(Collection entries)
--------------------------------------------------
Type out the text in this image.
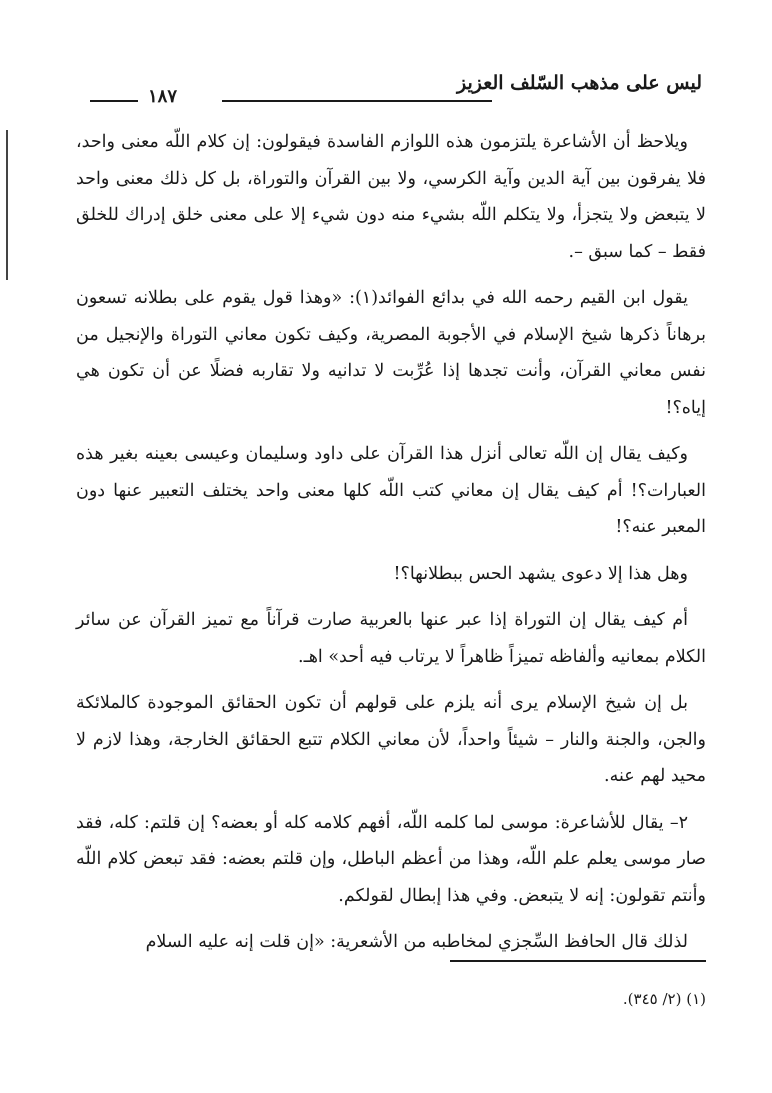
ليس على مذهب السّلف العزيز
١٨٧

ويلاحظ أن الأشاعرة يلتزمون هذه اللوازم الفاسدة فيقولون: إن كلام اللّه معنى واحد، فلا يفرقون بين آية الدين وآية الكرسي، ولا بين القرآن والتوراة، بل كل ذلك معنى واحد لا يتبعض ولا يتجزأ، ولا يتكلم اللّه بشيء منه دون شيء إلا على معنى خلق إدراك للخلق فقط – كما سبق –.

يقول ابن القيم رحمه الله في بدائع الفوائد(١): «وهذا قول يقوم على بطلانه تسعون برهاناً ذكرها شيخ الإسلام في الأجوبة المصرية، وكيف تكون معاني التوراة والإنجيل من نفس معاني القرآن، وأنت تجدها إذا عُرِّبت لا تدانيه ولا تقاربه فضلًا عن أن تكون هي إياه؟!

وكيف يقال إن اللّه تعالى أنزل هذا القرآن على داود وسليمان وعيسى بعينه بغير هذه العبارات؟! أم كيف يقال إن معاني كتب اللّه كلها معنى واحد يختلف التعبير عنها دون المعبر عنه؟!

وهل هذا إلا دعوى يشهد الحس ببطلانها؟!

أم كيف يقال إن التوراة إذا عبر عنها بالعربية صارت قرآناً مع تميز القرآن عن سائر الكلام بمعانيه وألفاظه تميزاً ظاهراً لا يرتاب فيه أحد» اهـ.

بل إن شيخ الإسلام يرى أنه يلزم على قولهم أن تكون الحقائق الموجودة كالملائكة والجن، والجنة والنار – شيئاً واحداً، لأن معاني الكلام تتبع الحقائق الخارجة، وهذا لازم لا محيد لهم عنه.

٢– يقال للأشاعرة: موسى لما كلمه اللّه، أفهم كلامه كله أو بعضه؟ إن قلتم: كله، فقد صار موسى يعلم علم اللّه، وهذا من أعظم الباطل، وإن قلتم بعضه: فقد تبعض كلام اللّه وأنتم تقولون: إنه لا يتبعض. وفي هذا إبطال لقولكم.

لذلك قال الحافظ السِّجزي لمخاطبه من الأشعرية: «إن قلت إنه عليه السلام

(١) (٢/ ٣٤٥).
--------------------------------------------------
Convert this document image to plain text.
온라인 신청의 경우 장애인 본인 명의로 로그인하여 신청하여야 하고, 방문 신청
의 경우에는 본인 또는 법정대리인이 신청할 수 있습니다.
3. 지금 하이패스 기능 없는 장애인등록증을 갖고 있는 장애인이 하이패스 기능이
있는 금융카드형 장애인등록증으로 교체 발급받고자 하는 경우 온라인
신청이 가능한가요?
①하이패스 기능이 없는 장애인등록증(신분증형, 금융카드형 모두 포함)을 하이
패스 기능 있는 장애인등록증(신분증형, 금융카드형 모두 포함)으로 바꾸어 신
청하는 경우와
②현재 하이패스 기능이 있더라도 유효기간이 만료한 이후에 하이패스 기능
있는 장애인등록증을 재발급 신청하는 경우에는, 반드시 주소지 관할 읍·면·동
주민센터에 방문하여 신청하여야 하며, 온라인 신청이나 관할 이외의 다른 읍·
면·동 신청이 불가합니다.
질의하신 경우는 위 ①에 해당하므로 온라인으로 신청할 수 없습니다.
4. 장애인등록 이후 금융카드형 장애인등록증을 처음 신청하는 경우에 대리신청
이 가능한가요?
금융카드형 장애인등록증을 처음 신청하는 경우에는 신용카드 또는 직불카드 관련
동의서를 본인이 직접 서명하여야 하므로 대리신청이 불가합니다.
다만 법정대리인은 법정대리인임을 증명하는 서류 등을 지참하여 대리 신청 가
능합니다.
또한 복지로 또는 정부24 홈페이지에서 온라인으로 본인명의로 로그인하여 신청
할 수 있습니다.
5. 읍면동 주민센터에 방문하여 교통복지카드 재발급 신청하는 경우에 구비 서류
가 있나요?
--------------------------------------------------
__Task objective__.
Go through the material and select each line with the string "معنى" in it.

__Output__.
ويلاحظ أن الأشاعرة يلتزمون هذه اللوازم الفاسدة فيقولون: إن كلام اللّه معنى واحد، فلا يفرقون بين آية الدين وآية الكرسي، ولا بين القرآن والتوراة، بل كل ذلك معنى واحد لا يتبعض ولا يتجزأ، ولا يتكلم اللّه بشيء منه دون شيء إلا على معنى خلق إدراك للخلق فقط – كما سبق –.
وكيف يقال إن اللّه تعالى أنزل هذا القرآن على داود وسليمان وعيسى بعينه بغير هذه العبارات؟! أم كيف يقال إن معاني كتب اللّه كلها معنى واحد يختلف التعبير عنها دون المعبر عنه؟!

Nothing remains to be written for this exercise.